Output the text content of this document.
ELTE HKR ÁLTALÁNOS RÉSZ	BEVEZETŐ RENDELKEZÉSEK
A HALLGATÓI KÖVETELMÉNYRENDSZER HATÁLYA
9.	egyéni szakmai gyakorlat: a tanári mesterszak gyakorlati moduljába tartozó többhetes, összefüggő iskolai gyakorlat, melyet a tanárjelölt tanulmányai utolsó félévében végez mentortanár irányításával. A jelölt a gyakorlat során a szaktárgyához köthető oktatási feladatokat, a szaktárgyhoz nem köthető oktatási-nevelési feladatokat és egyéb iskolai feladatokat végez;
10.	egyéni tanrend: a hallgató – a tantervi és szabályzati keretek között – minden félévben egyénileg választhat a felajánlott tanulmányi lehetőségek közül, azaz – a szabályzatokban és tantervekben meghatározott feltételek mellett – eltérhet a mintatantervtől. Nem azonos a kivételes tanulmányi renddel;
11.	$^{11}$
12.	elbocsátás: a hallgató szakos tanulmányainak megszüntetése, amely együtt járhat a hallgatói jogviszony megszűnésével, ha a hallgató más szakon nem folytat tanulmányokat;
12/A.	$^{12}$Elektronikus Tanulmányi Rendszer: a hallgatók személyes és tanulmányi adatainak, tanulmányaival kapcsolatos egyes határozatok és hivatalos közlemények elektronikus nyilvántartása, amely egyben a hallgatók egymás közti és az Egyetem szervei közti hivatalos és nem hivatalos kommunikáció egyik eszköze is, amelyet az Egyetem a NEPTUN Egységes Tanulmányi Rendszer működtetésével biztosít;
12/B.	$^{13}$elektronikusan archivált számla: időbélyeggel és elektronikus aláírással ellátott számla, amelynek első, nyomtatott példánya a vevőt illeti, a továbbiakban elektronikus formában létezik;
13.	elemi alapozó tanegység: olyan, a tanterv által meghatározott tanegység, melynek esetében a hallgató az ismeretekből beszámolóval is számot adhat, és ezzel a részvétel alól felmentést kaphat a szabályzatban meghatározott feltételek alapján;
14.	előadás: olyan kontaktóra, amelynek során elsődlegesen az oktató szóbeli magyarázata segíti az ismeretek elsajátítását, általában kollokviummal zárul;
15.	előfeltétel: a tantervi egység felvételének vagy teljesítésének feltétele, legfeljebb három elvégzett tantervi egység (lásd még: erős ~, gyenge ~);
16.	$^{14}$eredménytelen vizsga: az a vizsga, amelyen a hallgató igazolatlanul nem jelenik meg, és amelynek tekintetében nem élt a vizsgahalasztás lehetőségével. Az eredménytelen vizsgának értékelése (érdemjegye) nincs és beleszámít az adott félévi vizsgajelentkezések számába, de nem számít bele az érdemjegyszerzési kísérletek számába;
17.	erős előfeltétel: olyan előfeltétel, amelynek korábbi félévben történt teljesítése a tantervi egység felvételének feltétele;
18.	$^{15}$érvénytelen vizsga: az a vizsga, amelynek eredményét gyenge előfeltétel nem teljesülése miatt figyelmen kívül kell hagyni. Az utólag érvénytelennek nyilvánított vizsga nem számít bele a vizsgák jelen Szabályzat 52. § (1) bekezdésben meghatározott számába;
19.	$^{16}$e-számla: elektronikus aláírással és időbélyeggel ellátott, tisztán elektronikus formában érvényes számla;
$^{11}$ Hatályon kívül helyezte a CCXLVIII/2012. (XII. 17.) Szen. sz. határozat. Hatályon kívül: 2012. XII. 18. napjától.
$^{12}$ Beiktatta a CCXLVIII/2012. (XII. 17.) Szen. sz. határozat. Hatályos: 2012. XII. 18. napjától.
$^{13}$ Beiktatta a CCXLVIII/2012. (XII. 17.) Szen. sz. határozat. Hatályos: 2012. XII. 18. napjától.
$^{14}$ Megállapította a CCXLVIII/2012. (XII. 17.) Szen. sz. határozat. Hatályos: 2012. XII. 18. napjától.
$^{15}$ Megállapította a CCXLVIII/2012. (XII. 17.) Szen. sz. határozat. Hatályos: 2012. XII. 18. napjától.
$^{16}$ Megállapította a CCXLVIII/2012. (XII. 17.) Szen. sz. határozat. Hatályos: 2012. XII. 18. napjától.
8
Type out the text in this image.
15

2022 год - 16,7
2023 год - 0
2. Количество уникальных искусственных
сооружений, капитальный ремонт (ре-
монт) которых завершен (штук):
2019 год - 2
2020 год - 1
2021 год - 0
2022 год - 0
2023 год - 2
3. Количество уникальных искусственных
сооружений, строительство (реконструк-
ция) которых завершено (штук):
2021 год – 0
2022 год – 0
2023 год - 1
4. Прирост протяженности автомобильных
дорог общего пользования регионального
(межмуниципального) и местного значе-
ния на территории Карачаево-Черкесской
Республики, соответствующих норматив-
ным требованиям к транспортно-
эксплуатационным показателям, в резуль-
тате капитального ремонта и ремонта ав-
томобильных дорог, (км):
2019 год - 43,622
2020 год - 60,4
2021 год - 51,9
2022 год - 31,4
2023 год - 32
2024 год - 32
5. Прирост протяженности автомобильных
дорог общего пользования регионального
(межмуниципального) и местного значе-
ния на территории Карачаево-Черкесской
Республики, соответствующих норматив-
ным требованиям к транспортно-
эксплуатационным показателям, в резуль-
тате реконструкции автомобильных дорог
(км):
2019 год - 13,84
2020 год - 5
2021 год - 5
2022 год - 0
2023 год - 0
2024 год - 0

**Description of the task:** List the lines of the entries that include "Количество".

**Exercise result:**
2. Количество уникальных искусственных
3. Количество уникальных искусственных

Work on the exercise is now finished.